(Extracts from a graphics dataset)
* START *

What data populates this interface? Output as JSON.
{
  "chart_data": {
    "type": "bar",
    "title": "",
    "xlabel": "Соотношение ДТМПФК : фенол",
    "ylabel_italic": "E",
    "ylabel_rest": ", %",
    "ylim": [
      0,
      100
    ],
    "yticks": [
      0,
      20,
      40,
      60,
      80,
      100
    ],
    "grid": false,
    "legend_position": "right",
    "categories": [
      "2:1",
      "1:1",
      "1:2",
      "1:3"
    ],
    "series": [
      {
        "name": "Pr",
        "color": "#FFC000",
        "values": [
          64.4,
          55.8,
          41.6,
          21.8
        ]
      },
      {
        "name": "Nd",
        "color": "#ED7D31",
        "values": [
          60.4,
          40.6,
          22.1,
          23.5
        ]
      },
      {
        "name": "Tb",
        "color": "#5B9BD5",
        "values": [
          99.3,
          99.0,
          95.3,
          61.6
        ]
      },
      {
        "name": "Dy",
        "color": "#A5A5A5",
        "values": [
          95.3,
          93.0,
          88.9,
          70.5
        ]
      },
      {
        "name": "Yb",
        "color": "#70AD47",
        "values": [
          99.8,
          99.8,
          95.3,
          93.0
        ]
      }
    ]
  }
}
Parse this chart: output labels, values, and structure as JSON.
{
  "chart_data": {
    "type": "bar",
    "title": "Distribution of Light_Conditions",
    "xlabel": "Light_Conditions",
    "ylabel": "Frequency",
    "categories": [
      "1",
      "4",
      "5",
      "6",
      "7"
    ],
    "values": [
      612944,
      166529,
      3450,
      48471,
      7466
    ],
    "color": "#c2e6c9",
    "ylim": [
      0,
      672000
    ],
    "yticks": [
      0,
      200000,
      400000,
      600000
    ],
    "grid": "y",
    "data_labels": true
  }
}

* END *

▶ TASK PROMPT
Transcribe all of the lines in the records precisely.

▶ SOLUTION
What data populates this interface? Output as JSON.
{
  "chart_data": {
    "type": "bar",
    "title": "",
    "xlabel": "Соотношение ДТМПФК : фенол",
    "ylabel_italic": "E",
    "ylabel_rest": ", %",
    "ylim": [
      0,
      100
    ],
    "yticks": [
      0,
      20,
      40,
      60,
      80,
      100
    ],
    "grid": false,
    "legend_position": "right",
    "categories": [
      "2:1",
      "1:1",
      "1:2",
      "1:3"
    ],
    "series": [
      {
        "name": "Pr",
        "color": "#FFC000",
        "values": [
          64.4,
          55.8,
          41.6,
          21.8
        ]
      },
      {
        "name": "Nd",
        "color": "#ED7D31",
        "values": [
          60.4,
          40.6,
          22.1,
          23.5
        ]
      },
      {
        "name": "Tb",
        "color": "#5B9BD5",
        "values": [
          99.3,
          99.0,
          95.3,
          61.6
        ]
      },
      {
        "name": "Dy",
        "color": "#A5A5A5",
        "values": [
          95.3,
          93.0,
          88.9,
          70.5
        ]
      },
      {
        "name": "Yb",
        "color": "#70AD47",
        "values": [
          99.8,
          99.8,
          95.3,
          93.0
        ]
      }
    ]
  }
}
Parse this chart: output labels, values, and structure as JSON.
{
  "chart_data": {
    "type": "bar",
    "title": "Distribution of Light_Conditions",
    "xlabel": "Light_Conditions",
    "ylabel": "Frequency",
    "categories": [
      "1",
      "4",
      "5",
      "6",
      "7"
    ],
    "values": [
      612944,
      166529,
      3450,
      48471,
      7466
    ],
    "color": "#c2e6c9",
    "ylim": [
      0,
      672000
    ],
    "yticks": [
      0,
      200000,
      400000,
      600000
    ],
    "grid": "y",
    "data_labels": true
  }
}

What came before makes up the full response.